### Written exercise
Repeat only the lines from the one holding "Serialize everything readable" down to the last line of the listing below, including both of those lines.
--------------------
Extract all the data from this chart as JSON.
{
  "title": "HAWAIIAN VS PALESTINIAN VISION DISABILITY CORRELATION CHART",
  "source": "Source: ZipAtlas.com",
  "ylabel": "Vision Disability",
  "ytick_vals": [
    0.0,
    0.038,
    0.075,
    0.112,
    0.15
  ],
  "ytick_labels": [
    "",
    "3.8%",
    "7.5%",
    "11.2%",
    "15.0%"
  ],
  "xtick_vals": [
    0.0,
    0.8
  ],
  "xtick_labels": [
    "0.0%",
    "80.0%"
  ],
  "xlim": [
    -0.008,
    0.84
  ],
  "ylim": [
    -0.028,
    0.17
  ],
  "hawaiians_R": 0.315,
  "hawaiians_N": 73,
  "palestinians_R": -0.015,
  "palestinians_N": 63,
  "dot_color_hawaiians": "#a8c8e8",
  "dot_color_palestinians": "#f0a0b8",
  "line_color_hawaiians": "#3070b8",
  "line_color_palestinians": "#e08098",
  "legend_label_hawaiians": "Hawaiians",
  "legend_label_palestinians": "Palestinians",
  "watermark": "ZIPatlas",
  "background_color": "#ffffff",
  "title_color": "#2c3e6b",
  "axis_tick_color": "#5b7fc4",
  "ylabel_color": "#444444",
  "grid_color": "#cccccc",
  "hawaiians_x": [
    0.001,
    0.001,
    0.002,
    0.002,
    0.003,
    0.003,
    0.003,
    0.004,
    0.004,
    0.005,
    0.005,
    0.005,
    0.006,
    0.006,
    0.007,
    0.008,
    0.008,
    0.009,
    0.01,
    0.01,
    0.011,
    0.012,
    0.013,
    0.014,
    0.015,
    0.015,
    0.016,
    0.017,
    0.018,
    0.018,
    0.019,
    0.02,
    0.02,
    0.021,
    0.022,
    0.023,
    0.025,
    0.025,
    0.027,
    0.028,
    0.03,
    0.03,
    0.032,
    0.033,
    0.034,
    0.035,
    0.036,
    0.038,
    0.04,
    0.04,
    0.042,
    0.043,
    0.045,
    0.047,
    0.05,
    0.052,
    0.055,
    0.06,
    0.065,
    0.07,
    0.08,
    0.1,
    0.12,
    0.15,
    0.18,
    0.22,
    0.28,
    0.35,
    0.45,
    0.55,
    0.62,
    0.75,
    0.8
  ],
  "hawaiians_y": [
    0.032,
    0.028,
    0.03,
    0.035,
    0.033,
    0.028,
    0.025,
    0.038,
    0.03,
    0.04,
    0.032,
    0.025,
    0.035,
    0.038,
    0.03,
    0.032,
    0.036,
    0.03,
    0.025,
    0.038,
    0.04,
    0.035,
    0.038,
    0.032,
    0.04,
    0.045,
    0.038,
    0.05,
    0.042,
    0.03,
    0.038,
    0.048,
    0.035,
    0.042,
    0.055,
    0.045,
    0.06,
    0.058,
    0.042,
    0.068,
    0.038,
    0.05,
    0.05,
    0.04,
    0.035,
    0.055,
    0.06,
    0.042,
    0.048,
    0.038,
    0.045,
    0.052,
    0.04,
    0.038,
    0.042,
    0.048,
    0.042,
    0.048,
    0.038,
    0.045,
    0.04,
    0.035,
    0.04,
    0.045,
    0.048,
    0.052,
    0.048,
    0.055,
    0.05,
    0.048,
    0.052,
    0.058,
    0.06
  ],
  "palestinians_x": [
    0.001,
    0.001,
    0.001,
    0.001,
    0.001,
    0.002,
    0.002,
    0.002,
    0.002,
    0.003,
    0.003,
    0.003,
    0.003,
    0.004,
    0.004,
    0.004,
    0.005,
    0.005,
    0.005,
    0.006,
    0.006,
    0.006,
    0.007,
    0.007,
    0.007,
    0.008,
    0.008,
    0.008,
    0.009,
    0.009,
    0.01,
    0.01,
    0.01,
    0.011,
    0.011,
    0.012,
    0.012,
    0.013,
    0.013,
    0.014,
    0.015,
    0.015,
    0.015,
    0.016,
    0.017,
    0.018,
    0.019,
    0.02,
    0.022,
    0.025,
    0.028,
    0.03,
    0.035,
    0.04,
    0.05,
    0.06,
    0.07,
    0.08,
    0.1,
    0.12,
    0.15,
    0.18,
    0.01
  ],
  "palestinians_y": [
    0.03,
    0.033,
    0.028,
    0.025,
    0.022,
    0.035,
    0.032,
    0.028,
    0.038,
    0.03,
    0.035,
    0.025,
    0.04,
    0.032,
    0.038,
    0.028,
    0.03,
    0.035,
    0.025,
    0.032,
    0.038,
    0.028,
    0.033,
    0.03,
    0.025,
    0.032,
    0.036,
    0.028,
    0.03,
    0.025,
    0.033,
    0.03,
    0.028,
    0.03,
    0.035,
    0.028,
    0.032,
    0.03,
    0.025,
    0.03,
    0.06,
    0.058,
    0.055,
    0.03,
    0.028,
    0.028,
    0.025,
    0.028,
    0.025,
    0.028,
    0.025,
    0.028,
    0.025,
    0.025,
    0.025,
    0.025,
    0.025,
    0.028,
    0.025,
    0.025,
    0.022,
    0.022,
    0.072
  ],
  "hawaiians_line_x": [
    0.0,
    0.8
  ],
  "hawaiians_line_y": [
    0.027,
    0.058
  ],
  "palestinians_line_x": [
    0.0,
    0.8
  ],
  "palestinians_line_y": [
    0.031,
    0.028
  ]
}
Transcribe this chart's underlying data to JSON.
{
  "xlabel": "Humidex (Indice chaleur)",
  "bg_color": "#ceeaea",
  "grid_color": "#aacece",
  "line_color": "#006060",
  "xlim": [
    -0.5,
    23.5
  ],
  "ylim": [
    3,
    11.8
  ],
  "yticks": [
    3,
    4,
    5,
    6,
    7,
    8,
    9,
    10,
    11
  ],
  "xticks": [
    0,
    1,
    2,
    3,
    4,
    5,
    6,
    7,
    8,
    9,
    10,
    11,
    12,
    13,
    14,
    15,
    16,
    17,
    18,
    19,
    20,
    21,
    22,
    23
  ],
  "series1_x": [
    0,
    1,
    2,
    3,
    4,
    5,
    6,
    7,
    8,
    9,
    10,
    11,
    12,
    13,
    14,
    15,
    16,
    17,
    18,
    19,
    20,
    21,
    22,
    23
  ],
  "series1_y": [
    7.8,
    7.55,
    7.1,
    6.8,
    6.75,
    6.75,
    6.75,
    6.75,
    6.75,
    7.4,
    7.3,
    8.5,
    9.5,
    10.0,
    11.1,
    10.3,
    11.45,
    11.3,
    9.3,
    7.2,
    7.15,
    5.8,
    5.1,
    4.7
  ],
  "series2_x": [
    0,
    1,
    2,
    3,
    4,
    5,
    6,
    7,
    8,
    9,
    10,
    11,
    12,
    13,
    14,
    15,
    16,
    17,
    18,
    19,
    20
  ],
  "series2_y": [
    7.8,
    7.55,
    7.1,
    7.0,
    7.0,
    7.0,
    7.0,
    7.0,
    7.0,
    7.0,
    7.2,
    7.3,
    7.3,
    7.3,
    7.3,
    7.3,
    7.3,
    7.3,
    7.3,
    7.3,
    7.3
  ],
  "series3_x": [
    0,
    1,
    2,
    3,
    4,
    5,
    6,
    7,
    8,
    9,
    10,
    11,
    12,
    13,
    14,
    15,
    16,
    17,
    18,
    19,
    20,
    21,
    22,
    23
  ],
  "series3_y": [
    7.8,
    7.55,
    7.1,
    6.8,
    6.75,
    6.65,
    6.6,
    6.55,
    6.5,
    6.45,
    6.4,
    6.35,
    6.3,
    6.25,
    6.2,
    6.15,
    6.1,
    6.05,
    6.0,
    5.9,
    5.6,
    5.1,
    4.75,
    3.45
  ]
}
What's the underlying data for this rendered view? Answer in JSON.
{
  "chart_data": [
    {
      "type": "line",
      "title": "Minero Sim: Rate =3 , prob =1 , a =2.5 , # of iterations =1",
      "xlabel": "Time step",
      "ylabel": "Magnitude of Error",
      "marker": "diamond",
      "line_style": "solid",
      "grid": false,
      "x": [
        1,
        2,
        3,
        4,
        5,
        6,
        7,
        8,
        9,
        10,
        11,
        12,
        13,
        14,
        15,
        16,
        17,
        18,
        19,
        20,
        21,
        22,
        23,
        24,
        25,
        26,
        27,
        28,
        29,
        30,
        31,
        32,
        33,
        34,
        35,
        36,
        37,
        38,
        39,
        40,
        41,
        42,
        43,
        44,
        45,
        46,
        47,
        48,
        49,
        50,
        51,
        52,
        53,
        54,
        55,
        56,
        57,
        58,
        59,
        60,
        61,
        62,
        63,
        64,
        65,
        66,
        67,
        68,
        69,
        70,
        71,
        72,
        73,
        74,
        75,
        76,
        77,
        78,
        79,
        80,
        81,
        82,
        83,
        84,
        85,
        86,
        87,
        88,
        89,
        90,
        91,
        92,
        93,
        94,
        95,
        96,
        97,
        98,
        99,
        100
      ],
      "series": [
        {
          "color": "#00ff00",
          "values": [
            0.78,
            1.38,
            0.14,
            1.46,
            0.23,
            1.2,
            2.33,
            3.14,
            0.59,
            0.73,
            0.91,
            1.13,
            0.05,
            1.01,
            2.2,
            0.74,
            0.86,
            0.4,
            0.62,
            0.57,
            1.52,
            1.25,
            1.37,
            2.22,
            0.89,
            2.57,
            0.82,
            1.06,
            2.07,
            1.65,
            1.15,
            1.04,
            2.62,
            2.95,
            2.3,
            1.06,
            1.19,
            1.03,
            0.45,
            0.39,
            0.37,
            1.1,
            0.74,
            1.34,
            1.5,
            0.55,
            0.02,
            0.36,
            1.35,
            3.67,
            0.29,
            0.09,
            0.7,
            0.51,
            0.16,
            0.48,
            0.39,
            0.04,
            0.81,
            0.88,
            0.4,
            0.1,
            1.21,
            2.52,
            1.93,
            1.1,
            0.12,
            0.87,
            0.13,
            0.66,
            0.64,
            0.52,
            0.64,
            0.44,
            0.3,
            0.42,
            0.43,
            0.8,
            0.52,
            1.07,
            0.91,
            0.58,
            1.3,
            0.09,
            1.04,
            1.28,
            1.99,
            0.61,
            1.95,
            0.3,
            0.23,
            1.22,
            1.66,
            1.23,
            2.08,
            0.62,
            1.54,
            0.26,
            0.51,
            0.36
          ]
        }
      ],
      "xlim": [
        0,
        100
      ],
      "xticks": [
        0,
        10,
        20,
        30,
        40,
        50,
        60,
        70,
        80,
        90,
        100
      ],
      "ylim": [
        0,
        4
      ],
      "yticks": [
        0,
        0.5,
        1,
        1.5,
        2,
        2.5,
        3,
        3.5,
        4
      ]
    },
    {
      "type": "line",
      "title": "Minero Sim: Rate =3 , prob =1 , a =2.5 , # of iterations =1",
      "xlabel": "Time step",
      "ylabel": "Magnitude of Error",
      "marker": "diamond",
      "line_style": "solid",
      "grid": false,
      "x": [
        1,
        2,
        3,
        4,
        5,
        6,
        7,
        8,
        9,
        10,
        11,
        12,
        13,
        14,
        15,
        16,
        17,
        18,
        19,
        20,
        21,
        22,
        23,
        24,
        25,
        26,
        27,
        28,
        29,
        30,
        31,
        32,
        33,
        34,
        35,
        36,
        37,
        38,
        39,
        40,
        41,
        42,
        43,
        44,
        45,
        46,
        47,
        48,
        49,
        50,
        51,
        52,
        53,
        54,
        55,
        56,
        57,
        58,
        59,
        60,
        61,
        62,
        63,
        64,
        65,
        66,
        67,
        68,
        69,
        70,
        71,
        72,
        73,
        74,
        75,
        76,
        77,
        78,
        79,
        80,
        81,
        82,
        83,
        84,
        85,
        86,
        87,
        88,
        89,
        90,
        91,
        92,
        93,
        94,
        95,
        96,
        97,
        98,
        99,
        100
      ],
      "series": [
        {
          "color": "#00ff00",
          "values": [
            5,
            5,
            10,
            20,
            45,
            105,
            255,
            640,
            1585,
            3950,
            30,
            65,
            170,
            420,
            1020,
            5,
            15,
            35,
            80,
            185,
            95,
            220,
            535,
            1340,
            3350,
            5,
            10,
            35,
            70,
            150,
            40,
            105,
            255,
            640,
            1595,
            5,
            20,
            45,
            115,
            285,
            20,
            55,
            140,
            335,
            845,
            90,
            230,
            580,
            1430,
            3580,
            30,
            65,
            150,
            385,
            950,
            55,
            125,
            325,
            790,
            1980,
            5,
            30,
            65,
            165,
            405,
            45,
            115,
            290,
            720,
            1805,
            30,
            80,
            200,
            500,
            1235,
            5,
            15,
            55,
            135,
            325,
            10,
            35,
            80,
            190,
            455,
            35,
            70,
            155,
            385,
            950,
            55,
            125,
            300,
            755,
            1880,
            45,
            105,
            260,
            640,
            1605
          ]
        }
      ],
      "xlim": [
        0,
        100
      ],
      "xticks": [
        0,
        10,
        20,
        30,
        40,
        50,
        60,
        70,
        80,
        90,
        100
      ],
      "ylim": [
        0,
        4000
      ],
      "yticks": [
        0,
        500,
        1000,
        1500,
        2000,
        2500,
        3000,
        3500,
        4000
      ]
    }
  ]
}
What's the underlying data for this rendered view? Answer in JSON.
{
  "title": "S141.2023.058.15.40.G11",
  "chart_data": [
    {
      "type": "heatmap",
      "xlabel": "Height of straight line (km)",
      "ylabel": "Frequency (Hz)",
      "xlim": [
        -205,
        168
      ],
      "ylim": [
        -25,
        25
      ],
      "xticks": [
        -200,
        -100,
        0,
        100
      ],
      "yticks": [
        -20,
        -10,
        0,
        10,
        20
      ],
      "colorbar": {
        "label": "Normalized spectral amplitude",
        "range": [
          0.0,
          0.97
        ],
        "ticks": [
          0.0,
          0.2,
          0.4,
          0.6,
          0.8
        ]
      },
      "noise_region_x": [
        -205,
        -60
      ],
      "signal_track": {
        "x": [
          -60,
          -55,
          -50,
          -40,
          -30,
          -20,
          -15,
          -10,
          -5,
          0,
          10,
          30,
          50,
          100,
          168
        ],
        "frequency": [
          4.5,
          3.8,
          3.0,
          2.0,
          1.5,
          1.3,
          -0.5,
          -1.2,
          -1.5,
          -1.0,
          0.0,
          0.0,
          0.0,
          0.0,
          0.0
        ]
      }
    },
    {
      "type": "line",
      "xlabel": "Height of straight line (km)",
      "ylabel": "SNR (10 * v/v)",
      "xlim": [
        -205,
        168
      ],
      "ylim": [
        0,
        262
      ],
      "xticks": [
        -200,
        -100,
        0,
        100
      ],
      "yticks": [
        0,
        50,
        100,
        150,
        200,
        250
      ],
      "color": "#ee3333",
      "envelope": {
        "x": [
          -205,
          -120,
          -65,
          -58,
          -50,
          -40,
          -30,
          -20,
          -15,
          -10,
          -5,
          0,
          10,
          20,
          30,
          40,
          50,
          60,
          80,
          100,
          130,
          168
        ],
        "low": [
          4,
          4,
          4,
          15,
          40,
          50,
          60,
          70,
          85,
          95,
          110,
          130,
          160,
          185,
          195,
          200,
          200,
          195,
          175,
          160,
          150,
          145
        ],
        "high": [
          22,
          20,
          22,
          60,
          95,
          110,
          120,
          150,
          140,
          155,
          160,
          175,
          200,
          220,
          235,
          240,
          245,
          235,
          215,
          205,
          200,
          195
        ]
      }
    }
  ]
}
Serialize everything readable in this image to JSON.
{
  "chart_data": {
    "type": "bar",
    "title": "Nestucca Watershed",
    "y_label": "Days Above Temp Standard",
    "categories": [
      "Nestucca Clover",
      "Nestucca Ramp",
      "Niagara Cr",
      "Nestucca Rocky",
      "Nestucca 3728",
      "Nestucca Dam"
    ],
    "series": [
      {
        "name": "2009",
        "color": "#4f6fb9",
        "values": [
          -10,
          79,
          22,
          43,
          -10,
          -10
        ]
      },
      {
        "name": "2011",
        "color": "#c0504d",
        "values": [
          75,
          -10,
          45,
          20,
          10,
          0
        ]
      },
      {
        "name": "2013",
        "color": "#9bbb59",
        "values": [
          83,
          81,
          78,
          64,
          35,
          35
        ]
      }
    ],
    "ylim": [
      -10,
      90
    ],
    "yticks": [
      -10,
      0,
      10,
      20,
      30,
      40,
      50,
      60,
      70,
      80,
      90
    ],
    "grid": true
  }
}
--------------------
### Finished task
Serialize everything readable in this image to JSON.
{
  "chart_data": {
    "type": "bar",
    "title": "Nestucca Watershed",
    "y_label": "Days Above Temp Standard",
    "categories": [
      "Nestucca Clover",
      "Nestucca Ramp",
      "Niagara Cr",
      "Nestucca Rocky",
      "Nestucca 3728",
      "Nestucca Dam"
    ],
    "series": [
      {
        "name": "2009",
        "color": "#4f6fb9",
        "values": [
          -10,
          79,
          22,
          43,
          -10,
          -10
        ]
      },
      {
        "name": "2011",
        "color": "#c0504d",
        "values": [
          75,
          -10,
          45,
          20,
          10,
          0
        ]
      },
      {
        "name": "2013",
        "color": "#9bbb59",
        "values": [
          83,
          81,
          78,
          64,
          35,
          35
        ]
      }
    ],
    "ylim": [
      -10,
      90
    ],
    "yticks": [
      -10,
      0,
      10,
      20,
      30,
      40,
      50,
      60,
      70,
      80,
      90
    ],
    "grid": true
  }
}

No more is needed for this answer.